_Collected data_

——————————

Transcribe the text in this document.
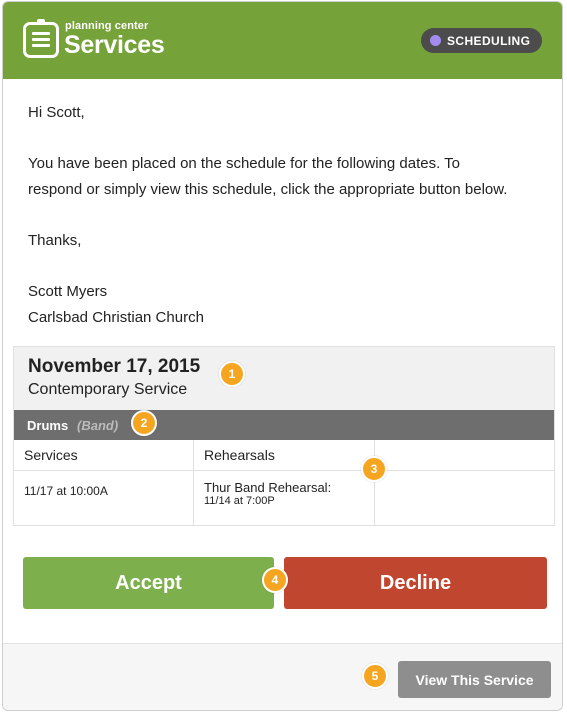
planning center
Services	SCHEDULING
Hi Scott,
You have been placed on the schedule for the following dates. To
respond or simply view this schedule, click the appropriate button below.
Thanks,
Scott Myers
Carlsbad Christian Church
November 17, 2015
Contemporary Service
Drums (Band)
Services
11/17 at 10:00A
Rehearsals
Thur Band Rehearsal:
11/14 at 7:00P
Accept	Decline
View This Service
1
2
3
4
5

——————————

_WHAT IS BEING ASKED_
Using the listing above, show each line holding the string "schedule".

_FINAL RESULT_
You have been placed on the schedule for the following dates. To
respond or simply view this schedule, click the appropriate button below.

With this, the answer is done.